#### Exercise requirements
Find all the lines with "ylabel" and gather them.

Saved entries:
────────

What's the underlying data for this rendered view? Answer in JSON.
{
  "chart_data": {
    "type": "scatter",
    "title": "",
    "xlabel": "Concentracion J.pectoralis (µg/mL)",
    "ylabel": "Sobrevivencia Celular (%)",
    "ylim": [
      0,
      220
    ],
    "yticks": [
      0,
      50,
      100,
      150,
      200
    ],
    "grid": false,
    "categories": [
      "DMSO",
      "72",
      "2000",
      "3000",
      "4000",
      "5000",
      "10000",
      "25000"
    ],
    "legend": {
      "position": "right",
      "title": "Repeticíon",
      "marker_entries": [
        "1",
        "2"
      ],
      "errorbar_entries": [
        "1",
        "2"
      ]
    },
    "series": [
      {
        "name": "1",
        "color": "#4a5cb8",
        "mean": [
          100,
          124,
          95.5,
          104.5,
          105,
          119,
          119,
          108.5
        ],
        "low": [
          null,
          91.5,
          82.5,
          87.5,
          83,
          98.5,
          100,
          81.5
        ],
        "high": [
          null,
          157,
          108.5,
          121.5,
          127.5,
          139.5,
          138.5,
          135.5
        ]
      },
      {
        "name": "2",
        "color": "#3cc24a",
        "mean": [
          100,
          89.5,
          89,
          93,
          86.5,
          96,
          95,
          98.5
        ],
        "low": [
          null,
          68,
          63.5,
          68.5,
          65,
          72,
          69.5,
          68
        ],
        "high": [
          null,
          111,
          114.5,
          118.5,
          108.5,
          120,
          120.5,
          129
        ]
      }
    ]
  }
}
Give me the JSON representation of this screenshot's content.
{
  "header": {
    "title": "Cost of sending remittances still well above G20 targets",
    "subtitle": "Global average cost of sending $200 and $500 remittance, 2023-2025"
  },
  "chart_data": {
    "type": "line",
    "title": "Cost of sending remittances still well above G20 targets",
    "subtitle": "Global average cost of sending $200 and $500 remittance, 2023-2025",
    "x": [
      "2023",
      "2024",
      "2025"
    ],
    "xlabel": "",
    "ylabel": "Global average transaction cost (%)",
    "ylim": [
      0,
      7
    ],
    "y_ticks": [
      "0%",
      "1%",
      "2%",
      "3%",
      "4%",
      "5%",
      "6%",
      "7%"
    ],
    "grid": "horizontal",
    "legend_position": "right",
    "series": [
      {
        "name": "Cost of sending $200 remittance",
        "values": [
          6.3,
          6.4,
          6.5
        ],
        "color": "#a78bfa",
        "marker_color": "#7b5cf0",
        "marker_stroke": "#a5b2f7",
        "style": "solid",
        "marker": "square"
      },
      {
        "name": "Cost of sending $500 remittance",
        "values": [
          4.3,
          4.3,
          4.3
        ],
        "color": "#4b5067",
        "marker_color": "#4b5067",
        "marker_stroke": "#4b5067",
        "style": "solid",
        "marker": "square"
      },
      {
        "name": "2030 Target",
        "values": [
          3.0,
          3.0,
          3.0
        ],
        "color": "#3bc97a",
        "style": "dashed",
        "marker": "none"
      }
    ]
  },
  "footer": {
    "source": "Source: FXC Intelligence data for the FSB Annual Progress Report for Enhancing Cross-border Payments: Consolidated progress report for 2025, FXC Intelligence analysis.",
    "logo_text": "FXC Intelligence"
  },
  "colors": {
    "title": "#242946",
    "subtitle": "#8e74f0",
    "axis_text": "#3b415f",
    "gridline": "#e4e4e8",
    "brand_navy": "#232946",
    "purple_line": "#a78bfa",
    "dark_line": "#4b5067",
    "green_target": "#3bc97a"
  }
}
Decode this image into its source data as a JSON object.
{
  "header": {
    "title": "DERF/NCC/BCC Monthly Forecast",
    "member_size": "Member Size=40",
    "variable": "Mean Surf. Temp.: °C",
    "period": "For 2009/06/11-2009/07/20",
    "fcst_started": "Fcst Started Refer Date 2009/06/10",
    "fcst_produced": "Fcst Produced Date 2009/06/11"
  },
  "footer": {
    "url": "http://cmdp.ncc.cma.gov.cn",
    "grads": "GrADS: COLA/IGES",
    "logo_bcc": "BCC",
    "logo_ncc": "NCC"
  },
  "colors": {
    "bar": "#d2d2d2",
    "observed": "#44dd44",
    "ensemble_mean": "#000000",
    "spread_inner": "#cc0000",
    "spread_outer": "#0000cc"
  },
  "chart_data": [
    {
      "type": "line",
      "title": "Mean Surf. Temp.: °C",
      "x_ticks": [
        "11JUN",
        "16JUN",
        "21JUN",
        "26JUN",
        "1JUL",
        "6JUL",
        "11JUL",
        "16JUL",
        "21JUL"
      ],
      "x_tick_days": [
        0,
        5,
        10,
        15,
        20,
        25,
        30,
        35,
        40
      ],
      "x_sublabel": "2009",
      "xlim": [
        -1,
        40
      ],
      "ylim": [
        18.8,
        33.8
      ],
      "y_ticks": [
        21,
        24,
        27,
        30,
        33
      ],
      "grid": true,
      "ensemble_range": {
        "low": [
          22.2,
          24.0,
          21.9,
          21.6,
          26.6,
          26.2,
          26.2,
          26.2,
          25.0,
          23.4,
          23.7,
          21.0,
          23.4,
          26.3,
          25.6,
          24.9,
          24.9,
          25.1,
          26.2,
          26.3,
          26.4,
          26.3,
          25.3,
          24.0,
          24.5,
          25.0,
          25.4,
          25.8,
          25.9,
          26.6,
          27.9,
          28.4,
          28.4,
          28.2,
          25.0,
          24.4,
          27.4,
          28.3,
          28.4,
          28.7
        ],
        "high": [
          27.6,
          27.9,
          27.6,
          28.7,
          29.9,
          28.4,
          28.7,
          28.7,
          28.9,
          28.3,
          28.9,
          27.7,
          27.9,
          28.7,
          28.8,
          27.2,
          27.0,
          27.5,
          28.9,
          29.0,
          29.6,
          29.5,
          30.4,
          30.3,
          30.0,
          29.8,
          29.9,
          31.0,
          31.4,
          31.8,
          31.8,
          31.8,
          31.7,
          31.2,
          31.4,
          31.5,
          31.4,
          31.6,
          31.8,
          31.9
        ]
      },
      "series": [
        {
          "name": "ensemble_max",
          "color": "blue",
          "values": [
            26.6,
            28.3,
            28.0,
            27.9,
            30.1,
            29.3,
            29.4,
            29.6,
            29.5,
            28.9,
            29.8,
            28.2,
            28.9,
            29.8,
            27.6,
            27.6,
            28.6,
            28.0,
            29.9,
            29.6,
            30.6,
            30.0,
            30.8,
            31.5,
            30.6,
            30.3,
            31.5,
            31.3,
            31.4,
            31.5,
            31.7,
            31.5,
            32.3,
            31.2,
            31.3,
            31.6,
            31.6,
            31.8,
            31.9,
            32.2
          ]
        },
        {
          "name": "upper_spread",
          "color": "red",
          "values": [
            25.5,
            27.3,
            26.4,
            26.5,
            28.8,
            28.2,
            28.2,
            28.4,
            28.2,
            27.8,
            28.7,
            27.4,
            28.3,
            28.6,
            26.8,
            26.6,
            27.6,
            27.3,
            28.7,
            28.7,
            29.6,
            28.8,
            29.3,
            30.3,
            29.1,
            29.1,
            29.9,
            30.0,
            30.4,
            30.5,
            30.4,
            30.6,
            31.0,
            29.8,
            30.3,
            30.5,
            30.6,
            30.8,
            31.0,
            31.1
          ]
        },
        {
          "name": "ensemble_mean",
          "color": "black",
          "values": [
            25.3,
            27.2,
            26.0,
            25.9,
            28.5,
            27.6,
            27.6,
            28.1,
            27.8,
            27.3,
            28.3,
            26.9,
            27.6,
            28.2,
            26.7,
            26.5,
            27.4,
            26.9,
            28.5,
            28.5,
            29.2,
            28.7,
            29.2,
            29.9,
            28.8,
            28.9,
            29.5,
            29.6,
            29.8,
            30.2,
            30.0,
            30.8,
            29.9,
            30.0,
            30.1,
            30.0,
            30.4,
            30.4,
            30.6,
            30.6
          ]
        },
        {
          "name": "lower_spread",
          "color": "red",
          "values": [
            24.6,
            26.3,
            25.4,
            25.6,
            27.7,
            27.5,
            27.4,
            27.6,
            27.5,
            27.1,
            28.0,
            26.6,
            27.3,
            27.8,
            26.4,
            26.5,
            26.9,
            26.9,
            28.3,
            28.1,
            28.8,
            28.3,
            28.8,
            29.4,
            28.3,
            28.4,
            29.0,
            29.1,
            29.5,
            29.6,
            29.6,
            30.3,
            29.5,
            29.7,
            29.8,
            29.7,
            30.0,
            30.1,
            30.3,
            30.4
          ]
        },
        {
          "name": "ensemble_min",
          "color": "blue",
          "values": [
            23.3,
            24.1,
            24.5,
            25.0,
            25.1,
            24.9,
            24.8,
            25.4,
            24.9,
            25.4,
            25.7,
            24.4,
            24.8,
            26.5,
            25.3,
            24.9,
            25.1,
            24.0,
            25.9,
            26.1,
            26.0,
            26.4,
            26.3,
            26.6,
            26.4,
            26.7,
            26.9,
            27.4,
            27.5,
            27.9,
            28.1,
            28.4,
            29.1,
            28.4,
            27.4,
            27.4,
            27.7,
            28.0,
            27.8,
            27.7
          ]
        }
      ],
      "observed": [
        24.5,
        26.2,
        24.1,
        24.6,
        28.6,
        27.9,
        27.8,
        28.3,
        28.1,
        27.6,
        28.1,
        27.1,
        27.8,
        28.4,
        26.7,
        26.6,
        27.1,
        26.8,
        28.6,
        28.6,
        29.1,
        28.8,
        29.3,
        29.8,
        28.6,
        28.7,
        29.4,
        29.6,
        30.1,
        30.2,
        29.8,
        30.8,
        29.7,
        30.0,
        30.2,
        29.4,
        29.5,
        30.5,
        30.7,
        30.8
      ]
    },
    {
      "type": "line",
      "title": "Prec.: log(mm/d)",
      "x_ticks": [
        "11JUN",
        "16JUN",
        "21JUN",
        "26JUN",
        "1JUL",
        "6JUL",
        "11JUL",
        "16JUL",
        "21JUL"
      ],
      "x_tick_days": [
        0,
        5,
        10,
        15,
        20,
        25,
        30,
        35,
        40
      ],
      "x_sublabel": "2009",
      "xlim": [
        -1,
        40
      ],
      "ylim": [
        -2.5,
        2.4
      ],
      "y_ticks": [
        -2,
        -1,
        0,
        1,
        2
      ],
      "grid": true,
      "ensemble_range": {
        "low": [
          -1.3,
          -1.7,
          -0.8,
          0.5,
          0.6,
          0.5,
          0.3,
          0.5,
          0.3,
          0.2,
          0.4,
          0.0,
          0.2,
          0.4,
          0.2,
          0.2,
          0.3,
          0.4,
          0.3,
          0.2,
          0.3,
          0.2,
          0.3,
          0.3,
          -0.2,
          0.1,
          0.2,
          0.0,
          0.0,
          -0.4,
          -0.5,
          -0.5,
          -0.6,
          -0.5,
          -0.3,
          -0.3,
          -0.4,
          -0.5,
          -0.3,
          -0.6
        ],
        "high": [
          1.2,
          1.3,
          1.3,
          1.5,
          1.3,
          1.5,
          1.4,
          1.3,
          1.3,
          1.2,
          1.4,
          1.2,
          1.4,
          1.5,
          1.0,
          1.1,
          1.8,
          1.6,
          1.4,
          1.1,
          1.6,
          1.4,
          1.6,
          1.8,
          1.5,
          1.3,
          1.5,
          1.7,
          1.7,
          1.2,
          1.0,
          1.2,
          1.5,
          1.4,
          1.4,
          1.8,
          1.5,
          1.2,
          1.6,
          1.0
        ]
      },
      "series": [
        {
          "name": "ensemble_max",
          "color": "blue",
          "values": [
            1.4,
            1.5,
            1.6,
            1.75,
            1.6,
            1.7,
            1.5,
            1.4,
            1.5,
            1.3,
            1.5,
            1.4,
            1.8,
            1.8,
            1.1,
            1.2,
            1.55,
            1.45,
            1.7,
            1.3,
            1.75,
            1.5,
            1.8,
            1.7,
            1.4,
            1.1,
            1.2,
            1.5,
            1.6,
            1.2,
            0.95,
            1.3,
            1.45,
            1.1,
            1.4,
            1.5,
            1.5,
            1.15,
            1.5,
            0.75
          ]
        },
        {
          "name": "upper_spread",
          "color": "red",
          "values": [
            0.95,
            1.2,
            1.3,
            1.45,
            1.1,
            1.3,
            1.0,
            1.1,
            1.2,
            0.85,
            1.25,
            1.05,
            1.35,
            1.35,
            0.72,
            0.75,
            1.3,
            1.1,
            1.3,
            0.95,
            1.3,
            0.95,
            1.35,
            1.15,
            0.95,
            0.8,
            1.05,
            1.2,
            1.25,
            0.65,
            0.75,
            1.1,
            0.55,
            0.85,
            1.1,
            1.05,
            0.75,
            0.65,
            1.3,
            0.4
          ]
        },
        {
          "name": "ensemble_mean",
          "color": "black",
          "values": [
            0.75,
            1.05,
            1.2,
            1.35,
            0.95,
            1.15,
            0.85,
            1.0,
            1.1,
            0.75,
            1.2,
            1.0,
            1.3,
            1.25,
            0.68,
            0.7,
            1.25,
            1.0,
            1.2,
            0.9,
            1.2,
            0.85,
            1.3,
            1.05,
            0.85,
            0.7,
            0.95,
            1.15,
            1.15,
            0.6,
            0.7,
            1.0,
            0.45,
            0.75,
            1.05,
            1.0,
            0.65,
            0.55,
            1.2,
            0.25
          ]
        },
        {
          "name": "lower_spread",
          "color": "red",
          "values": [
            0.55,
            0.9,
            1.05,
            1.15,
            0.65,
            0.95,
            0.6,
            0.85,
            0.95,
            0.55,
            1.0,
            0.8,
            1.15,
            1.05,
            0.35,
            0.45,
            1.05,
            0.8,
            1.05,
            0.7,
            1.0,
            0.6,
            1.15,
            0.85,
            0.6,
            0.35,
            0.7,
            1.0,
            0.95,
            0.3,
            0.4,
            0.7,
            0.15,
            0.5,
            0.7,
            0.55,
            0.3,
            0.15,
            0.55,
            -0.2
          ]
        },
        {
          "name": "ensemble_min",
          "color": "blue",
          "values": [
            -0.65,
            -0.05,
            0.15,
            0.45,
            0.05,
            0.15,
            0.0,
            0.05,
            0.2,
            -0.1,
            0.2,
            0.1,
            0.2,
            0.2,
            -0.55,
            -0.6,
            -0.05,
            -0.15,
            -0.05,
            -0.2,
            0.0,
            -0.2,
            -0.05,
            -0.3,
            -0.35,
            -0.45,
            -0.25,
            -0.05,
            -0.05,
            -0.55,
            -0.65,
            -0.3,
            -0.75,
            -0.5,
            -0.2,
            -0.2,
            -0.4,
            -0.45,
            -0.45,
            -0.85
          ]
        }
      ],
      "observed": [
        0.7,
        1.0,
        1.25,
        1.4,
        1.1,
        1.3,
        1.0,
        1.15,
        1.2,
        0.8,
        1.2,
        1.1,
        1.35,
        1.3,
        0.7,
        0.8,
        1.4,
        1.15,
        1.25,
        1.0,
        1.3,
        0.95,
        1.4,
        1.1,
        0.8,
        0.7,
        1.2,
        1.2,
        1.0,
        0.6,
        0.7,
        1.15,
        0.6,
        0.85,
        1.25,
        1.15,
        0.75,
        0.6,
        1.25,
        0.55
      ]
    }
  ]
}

────────

#### Solution
    "ylabel": "Sobrevivencia Celular (%)",
    "ylabel": "Global average transaction cost (%)",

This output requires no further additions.